Exercise description: From the listing below, pull out every line where the string "ntfs" appears.

— start of Records for processing —

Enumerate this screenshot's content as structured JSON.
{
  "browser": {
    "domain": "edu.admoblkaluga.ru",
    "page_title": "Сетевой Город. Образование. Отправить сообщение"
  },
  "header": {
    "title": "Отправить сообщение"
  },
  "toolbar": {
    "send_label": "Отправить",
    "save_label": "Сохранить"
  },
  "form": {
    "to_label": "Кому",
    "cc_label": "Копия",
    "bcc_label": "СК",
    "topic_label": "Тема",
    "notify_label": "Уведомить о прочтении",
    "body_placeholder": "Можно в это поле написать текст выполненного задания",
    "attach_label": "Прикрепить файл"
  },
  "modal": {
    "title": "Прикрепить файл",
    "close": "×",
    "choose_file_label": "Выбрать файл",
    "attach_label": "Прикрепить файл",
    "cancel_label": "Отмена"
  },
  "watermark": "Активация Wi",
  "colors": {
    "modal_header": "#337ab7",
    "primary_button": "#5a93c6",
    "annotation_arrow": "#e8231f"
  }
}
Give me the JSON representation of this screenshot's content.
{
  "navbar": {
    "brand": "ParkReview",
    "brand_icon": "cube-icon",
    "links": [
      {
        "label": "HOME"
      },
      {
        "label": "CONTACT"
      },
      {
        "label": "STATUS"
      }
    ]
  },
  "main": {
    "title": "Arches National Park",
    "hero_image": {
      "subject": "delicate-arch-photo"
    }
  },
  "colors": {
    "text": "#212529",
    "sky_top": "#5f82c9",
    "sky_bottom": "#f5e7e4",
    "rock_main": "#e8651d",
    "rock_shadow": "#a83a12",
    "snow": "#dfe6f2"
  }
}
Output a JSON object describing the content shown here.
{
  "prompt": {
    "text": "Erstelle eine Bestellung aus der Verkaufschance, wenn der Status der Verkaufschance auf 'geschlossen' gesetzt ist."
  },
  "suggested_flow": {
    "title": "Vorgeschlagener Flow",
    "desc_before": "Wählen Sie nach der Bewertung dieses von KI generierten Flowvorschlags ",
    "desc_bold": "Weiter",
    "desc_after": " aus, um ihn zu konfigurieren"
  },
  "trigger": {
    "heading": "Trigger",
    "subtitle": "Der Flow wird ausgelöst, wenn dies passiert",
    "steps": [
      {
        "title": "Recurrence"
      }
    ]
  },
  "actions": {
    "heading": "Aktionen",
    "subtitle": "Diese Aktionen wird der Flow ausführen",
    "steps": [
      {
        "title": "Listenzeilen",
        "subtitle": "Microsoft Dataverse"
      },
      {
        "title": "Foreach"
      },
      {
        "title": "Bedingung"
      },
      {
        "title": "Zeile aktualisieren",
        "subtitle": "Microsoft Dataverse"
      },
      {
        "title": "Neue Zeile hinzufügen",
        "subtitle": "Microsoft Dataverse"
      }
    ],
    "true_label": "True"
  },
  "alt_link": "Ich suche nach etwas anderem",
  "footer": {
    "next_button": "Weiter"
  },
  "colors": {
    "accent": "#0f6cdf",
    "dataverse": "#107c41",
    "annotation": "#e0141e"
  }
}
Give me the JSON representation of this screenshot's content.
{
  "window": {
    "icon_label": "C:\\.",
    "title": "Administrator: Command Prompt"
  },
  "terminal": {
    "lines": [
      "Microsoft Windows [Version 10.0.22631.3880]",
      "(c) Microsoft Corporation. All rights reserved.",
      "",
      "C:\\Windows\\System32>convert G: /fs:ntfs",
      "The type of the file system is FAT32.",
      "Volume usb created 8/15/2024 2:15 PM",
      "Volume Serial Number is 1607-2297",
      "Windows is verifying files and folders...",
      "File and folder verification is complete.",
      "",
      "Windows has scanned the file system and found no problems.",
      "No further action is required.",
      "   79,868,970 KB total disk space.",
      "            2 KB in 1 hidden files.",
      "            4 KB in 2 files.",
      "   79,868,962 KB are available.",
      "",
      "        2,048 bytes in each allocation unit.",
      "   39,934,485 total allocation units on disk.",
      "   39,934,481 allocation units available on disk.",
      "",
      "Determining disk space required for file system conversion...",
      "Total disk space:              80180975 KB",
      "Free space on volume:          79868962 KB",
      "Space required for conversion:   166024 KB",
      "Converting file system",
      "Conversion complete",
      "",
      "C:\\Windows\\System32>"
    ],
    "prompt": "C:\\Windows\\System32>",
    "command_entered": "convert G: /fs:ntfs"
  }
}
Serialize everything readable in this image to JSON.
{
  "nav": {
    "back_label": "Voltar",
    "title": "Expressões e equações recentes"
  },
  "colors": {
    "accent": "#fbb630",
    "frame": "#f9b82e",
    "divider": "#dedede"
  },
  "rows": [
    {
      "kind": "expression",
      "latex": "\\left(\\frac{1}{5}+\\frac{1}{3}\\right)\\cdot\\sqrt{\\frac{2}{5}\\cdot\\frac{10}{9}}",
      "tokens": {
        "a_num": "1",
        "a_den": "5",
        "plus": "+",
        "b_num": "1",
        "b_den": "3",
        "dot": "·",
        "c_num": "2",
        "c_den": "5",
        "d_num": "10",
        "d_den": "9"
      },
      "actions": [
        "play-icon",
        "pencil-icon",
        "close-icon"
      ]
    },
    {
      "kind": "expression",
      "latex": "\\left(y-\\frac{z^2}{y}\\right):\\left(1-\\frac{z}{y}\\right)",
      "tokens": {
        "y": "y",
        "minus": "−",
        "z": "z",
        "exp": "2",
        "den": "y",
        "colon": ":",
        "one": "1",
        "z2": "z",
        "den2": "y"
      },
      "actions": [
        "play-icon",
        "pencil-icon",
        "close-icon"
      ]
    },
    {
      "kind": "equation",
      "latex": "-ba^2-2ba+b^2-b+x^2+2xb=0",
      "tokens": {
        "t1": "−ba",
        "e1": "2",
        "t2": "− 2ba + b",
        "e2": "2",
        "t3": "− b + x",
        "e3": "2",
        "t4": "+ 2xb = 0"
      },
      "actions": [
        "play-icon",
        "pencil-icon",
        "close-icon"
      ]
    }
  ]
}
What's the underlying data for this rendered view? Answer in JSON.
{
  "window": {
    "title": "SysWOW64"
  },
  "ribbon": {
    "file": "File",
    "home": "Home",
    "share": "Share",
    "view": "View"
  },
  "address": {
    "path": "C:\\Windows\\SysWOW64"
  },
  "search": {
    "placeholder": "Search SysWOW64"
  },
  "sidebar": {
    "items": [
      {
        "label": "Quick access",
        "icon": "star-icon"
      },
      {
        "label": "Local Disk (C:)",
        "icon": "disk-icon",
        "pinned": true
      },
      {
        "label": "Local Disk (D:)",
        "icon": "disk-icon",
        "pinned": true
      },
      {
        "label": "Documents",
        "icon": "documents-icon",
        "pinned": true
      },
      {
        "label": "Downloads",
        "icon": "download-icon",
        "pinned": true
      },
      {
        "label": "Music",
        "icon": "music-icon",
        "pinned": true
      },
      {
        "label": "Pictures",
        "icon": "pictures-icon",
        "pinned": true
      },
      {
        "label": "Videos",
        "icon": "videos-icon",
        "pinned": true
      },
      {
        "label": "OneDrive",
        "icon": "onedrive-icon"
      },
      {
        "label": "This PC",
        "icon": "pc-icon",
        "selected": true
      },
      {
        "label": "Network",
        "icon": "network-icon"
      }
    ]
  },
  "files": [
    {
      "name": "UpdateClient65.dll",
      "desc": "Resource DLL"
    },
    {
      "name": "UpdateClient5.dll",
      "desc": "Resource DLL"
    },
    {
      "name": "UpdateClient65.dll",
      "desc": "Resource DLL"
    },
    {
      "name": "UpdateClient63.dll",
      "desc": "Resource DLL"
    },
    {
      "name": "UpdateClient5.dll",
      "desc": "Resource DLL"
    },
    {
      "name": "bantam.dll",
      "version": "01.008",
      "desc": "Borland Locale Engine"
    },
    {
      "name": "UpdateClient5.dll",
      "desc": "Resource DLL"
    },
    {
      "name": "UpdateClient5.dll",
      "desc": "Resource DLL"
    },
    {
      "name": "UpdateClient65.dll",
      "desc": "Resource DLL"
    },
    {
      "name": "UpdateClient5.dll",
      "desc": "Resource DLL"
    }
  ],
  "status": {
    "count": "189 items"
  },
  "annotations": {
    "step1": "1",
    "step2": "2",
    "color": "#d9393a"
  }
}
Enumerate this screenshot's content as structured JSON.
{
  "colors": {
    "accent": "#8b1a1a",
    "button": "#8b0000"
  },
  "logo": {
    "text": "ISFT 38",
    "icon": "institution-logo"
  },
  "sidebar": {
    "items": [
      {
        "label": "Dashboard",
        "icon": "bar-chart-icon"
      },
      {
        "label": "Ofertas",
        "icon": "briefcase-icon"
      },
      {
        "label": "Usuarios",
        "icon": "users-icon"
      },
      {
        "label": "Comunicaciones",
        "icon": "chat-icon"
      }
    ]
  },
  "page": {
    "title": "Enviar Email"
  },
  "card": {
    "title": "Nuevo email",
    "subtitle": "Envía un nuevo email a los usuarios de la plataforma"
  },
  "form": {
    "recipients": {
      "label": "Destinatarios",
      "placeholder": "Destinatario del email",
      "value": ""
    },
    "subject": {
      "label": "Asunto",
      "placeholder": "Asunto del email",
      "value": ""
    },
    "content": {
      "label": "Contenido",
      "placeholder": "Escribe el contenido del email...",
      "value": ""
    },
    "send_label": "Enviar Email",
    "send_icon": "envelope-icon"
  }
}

— end of Records for processing —

The output:
      "C:\\Windows\\System32>convert G: /fs:ntfs",
    "command_entered": "convert G: /fs:ntfs"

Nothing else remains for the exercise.